Extracted records
....................
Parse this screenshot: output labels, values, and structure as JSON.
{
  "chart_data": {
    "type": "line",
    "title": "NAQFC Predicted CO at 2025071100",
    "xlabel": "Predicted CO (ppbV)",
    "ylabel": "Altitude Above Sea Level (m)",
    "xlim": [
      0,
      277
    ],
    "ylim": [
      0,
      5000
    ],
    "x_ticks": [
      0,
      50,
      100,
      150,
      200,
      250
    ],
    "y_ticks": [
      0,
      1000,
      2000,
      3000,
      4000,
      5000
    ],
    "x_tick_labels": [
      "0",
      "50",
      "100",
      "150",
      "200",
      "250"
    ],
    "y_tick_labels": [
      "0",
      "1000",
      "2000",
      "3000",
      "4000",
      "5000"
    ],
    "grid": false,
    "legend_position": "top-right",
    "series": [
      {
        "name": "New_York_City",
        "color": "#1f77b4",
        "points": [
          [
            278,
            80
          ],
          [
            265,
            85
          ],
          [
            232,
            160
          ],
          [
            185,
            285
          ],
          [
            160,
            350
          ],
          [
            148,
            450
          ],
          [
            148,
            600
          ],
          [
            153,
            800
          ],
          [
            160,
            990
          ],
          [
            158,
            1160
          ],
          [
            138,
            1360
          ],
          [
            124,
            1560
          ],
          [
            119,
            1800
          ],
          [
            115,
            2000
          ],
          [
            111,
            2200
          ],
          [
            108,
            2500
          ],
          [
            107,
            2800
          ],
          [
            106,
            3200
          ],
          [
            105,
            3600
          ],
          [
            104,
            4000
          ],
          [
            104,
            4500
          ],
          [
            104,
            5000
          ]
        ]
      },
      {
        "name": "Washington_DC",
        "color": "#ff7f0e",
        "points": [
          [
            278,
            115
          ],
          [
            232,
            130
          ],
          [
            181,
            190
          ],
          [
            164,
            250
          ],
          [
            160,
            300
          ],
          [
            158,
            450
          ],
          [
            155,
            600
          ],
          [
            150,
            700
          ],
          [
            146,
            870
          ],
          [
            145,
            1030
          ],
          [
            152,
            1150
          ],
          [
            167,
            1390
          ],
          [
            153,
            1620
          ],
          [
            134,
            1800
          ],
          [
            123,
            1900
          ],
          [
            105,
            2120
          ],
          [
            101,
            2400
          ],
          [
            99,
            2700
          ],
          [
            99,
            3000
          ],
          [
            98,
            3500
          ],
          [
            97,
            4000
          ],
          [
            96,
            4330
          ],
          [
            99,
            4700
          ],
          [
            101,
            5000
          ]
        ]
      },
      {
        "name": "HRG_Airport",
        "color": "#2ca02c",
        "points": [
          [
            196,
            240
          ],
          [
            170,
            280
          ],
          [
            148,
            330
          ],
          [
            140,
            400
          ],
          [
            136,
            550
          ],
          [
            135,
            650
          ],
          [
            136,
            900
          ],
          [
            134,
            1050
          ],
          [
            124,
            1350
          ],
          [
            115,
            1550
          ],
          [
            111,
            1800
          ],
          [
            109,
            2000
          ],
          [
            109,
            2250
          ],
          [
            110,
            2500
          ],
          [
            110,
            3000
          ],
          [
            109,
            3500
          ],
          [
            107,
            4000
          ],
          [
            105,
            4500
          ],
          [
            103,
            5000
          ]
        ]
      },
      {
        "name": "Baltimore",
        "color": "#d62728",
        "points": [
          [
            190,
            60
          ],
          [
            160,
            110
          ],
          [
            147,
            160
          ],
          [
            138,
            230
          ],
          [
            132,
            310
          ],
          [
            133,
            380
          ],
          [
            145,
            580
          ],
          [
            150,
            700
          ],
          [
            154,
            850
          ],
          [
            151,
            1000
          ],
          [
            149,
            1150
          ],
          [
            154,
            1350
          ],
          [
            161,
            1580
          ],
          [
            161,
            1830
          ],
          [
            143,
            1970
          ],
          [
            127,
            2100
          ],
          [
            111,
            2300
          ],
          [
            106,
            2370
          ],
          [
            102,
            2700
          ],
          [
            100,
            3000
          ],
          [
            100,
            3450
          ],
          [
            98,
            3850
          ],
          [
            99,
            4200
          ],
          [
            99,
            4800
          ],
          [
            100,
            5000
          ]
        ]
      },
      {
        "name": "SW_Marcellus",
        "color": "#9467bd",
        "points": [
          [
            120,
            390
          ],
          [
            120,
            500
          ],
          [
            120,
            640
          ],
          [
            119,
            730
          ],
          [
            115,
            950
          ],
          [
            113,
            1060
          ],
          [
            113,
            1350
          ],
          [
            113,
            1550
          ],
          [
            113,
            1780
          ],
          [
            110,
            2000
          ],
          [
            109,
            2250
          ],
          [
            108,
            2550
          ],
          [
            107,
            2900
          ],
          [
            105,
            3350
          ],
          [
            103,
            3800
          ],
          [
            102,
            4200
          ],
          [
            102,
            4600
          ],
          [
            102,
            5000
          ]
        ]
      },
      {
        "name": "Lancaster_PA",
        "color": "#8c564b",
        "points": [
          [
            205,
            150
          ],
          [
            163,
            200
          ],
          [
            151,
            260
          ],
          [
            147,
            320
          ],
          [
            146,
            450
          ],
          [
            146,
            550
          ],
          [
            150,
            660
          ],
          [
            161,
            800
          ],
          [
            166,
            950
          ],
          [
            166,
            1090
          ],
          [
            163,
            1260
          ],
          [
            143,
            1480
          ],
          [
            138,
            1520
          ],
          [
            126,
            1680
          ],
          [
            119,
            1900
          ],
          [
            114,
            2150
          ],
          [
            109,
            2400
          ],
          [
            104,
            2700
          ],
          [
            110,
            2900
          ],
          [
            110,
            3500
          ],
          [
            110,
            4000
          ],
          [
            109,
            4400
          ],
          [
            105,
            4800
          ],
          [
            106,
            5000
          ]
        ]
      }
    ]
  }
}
....................
» DIRECTION:
Return each line with "name".

» RESPONSE FOR THIS EXERCISE:
        "name": "New_York_City",
        "name": "Washington_DC",
        "name": "HRG_Airport",
        "name": "Baltimore",
        "name": "SW_Marcellus",
        "name": "Lancaster_PA",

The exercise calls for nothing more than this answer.